— START —
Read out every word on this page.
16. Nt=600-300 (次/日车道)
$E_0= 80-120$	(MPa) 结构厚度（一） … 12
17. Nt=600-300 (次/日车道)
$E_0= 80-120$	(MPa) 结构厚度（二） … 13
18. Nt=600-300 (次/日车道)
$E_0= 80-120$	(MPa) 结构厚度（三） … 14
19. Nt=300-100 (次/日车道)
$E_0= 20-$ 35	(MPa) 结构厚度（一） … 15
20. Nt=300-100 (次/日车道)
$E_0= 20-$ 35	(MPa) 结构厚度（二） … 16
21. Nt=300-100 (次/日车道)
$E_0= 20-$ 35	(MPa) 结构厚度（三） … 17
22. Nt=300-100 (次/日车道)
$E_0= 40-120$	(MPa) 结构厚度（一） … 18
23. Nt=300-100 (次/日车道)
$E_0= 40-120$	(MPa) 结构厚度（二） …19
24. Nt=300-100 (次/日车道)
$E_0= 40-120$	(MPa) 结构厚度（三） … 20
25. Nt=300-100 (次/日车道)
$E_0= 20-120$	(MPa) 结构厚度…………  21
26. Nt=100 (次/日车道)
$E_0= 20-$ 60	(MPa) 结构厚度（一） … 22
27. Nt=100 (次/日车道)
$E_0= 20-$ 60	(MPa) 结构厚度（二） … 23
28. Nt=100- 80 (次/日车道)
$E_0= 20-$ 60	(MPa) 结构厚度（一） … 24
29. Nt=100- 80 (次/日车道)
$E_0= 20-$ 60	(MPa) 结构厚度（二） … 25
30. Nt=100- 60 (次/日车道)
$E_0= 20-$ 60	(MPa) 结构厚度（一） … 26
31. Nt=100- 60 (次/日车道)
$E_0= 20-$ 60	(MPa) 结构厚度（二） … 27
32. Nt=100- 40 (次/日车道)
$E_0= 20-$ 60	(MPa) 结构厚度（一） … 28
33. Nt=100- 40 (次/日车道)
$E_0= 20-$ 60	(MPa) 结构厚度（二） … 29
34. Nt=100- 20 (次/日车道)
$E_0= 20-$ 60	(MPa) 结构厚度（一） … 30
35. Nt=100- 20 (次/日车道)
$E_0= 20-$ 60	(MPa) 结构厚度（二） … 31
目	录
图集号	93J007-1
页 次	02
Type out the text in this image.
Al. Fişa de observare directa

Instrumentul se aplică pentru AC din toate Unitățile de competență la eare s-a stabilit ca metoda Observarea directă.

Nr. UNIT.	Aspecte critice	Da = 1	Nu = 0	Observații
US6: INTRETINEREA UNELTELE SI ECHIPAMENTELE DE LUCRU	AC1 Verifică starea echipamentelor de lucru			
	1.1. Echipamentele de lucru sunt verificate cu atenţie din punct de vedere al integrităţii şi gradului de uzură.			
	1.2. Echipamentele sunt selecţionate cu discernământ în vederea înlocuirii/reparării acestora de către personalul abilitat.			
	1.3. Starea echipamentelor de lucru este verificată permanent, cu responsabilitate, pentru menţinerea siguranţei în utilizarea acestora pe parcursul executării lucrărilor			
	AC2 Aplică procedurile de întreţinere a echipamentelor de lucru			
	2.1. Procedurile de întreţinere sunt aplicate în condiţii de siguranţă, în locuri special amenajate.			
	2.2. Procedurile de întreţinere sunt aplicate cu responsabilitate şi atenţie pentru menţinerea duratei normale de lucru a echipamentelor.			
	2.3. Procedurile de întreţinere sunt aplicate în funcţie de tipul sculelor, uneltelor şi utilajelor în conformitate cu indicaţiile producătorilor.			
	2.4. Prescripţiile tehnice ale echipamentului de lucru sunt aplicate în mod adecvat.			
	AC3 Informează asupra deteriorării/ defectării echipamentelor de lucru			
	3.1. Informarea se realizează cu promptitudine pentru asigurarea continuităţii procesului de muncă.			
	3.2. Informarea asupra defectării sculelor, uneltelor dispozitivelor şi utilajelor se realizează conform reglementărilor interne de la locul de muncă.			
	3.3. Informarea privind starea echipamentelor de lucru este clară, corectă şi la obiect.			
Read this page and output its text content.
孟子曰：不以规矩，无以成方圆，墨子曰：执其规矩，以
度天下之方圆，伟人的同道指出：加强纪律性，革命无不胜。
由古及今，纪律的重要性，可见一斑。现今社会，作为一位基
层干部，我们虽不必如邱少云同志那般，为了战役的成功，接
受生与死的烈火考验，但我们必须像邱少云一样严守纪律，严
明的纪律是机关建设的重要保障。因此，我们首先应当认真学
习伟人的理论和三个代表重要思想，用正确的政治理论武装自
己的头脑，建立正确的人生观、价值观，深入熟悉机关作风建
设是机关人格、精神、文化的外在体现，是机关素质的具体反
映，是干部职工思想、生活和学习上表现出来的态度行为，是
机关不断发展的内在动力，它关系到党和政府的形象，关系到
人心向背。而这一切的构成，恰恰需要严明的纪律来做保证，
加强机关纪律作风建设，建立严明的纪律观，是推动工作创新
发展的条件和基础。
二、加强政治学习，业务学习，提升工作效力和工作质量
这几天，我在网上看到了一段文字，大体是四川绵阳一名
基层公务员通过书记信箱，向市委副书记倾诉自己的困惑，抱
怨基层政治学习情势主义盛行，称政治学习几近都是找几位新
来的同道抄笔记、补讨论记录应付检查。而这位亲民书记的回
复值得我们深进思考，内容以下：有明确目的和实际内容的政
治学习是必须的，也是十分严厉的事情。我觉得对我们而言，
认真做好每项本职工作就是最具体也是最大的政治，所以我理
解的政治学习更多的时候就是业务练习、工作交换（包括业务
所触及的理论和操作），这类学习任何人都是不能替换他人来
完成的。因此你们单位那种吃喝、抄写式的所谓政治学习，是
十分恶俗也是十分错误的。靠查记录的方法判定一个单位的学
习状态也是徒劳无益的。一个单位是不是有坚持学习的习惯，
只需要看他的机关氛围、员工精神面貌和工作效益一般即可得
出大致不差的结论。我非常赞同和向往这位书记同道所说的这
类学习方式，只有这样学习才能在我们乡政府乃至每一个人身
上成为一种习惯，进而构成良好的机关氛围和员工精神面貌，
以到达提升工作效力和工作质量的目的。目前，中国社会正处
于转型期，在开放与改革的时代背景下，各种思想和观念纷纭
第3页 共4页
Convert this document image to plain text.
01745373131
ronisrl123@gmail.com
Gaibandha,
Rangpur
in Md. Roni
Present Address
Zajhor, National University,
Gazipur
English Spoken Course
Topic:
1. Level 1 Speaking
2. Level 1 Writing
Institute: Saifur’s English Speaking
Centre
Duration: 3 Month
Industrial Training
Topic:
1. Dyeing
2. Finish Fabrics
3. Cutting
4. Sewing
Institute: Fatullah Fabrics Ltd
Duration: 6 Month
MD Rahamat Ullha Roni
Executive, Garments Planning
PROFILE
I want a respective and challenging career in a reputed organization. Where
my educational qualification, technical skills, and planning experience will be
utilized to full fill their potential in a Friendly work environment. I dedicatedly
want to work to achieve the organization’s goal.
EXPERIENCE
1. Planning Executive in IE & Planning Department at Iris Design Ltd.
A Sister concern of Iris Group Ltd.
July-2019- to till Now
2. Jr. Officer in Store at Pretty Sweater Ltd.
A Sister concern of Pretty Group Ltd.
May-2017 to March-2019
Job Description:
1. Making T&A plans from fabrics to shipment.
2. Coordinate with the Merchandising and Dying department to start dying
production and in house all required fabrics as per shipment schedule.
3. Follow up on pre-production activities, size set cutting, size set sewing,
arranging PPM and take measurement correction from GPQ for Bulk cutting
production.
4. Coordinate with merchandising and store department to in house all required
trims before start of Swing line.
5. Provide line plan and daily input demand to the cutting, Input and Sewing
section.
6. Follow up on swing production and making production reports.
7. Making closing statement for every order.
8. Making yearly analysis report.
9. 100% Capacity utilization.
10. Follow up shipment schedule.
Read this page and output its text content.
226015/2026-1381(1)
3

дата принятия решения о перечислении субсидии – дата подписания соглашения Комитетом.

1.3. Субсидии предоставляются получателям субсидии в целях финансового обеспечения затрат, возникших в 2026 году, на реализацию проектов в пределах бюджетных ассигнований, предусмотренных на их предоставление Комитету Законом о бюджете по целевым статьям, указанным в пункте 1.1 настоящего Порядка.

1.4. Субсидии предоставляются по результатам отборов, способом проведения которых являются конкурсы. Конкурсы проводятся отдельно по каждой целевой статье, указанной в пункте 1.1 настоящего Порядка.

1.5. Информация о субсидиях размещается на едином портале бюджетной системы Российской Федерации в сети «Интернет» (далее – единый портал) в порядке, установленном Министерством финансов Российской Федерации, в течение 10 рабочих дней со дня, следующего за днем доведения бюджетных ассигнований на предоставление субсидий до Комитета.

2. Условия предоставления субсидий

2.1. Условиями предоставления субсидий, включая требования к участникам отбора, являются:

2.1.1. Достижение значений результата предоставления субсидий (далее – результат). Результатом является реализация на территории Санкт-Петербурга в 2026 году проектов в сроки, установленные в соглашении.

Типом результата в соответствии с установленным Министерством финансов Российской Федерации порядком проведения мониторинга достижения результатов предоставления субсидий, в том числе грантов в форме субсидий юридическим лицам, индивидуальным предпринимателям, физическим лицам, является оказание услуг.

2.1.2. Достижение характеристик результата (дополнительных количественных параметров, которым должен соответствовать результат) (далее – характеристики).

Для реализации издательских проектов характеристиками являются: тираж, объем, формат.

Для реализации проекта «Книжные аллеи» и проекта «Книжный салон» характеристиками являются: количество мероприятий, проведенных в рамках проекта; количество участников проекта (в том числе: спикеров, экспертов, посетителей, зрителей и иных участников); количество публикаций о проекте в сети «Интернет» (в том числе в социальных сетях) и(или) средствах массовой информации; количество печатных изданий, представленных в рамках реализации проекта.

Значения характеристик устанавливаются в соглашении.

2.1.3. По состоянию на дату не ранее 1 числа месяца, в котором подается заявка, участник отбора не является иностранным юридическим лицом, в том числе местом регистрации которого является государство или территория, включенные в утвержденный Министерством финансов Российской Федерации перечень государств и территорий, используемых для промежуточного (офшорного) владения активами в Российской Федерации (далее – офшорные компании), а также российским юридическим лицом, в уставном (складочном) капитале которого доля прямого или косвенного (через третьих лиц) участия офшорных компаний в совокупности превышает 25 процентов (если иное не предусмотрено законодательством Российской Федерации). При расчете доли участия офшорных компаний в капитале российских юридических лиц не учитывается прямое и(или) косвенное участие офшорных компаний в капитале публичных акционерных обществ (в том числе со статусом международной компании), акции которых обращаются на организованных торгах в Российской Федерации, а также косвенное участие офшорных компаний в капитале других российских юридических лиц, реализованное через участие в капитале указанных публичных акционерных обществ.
— END —
From the records, copy every line that has the string "Coordinate" in it.

Task output
2. Coordinate with the Merchandising and Dying department to start dying
4. Coordinate with merchandising and store department to in house all required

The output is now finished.